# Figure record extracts
────────────────────

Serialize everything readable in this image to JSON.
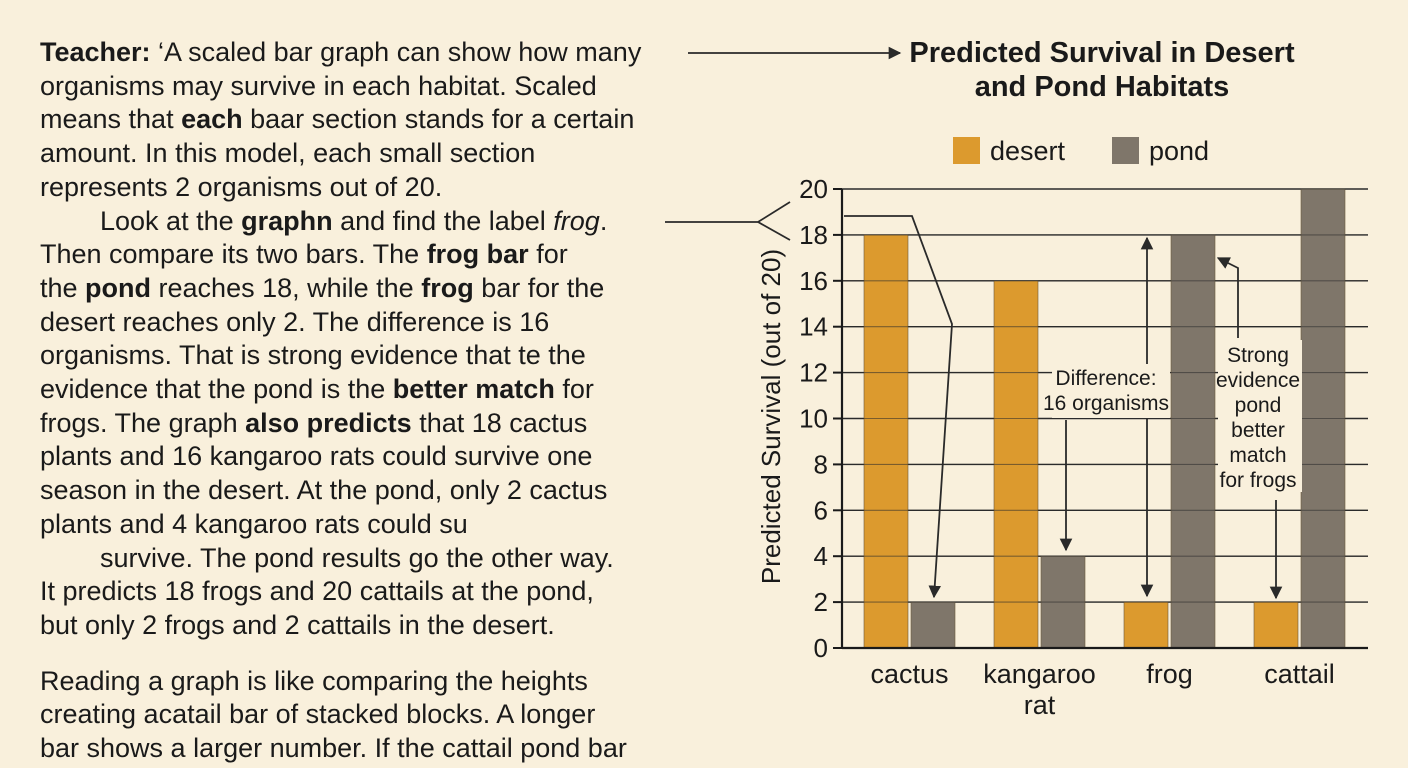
{
  "text": {
    "paragraphs": [
      [
        [
          {
            "t": "Teacher:",
            "b": true
          },
          {
            "t": " ‘A scaled bar graph can show how many"
          }
        ],
        [
          {
            "t": "organisms may survive in each habitat. Scaled"
          }
        ],
        [
          {
            "t": "means that "
          },
          {
            "t": "each",
            "b": true
          },
          {
            "t": " baar section stands for a certain"
          }
        ],
        [
          {
            "t": "amount. In this model, each small section"
          }
        ],
        [
          {
            "t": "represents 2 organisms out of 20."
          }
        ]
      ],
      [
        [
          {
            "t": "Look at the "
          },
          {
            "t": "graphn",
            "b": true
          },
          {
            "t": " and find the label "
          },
          {
            "t": "frog",
            "i": true
          },
          {
            "t": "."
          }
        ],
        [
          {
            "t": "Then compare its two bars. The "
          },
          {
            "t": "frog bar",
            "b": true
          },
          {
            "t": " for"
          }
        ],
        [
          {
            "t": "the "
          },
          {
            "t": "pond",
            "b": true
          },
          {
            "t": " reaches 18, while the "
          },
          {
            "t": "frog",
            "b": true
          },
          {
            "t": " bar for the"
          }
        ],
        [
          {
            "t": "desert reaches only 2. The difference is 16"
          }
        ],
        [
          {
            "t": "organisms. That is strong evidence that te the"
          }
        ],
        [
          {
            "t": "evidence that the pond is the "
          },
          {
            "t": "better match",
            "b": true
          },
          {
            "t": " for"
          }
        ],
        [
          {
            "t": "frogs. The graph "
          },
          {
            "t": "also predicts",
            "b": true
          },
          {
            "t": " that 18 cactus"
          }
        ],
        [
          {
            "t": "plants and 16 kangaroo rats could survive one"
          }
        ],
        [
          {
            "t": "season in the desert. At the pond, only 2 cactus"
          }
        ],
        [
          {
            "t": "plants and 4 kangaroo rats could su"
          }
        ]
      ],
      [
        [
          {
            "t": "survive. The pond results go the other way."
          }
        ],
        [
          {
            "t": "It predicts 18 frogs and 20 cattails at the pond,"
          }
        ],
        [
          {
            "t": "but only 2 frogs and 2 cattails in the desert."
          }
        ]
      ],
      [
        [
          {
            "t": "Reading a graph is like comparing the heights"
          }
        ],
        [
          {
            "t": "creating acatail bar of stacked blocks. A longer"
          }
        ],
        [
          {
            "t": "bar shows a larger number. If the cattail pond bar"
          }
        ]
      ]
    ]
  },
  "chart_data": {
    "type": "bar",
    "title": [
      "Predicted Survival in Desert",
      "and Pond Habitats"
    ],
    "xlabel": "",
    "ylabel": "Predicted Survival (out of 20)",
    "ylim": [
      0,
      20
    ],
    "yticks": [
      0,
      2,
      4,
      6,
      8,
      10,
      12,
      14,
      16,
      18,
      20
    ],
    "grid": true,
    "legend_position": "top",
    "categories": [
      [
        "cactus"
      ],
      [
        "kangaroo",
        "rat"
      ],
      [
        "frog"
      ],
      [
        "cattail"
      ]
    ],
    "series": [
      {
        "name": "desert",
        "color": "#dc9a2e",
        "values": [
          18,
          16,
          2,
          2
        ]
      },
      {
        "name": "pond",
        "color": "#7f766a",
        "values": [
          2,
          4,
          18,
          20
        ]
      }
    ],
    "annotations": [
      {
        "lines": [
          "Difference:",
          "16 organisms"
        ]
      },
      {
        "lines": [
          "Strong",
          "evidence",
          "pond",
          "better",
          "match",
          "for frogs"
        ]
      }
    ]
  }
}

────────────────────

# What is expected
Using the records above, copy every line that has the word "cactus" in it.

# Result below
            "t": " that 18 cactus"
            "t": "season in the desert. At the pond, only 2 cactus"
        "cactus"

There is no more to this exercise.